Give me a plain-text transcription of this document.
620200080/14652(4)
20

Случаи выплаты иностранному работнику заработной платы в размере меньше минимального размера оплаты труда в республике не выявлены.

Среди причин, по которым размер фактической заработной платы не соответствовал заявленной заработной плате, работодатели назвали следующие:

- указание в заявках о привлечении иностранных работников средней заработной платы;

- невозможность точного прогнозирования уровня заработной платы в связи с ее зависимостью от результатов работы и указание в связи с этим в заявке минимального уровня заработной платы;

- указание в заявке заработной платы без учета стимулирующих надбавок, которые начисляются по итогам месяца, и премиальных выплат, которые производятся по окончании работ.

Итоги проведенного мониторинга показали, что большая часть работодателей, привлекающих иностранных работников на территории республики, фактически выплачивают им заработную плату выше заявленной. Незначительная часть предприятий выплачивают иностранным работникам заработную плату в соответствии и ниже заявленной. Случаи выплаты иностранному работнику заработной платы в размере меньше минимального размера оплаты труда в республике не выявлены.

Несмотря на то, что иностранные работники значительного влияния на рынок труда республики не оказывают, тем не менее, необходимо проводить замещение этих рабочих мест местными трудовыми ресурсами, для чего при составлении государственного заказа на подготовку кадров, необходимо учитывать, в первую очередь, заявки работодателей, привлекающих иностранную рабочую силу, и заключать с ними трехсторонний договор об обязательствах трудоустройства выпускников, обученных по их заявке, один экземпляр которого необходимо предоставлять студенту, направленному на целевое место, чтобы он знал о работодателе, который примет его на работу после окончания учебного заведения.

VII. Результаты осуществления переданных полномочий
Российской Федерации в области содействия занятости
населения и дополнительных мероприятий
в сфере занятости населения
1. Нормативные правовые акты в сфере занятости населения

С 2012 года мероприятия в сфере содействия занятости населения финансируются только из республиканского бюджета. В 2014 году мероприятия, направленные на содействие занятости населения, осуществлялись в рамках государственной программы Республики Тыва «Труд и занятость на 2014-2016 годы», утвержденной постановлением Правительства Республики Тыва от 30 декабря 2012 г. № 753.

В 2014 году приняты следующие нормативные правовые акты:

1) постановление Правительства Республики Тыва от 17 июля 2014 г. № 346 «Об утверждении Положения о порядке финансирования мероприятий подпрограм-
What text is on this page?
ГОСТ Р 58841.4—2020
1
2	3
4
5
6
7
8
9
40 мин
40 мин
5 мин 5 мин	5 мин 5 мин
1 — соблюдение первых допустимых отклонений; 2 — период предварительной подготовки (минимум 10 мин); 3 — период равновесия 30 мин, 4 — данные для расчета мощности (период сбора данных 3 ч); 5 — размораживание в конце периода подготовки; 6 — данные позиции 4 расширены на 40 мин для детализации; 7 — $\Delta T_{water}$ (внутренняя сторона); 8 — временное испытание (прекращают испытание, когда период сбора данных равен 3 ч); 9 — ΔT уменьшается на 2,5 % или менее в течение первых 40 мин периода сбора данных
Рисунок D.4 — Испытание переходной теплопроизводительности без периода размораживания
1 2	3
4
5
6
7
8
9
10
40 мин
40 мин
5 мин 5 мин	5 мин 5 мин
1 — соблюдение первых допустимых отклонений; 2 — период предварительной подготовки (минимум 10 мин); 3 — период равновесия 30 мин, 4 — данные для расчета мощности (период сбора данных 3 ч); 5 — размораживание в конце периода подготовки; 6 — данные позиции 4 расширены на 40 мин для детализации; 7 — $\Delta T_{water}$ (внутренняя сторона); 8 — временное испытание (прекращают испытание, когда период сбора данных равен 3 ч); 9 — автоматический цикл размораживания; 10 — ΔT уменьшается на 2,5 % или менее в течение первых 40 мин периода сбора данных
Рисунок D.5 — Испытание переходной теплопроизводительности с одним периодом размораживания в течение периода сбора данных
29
····················
■ **What the task requires**: Return every line holding the word "указание" from the records.

■ **Result below**:
- указание в заявках о привлечении иностранных работников средней заработной платы;
- невозможность точного прогнозирования уровня заработной платы в связи с ее зависимостью от результатов работы и указание в связи с этим в заявке минимального уровня заработной платы;
- указание в заявке заработной платы без учета стимулирующих надбавок, которые начисляются по итогам месяца, и премиальных выплат, которые производятся по окончании работ.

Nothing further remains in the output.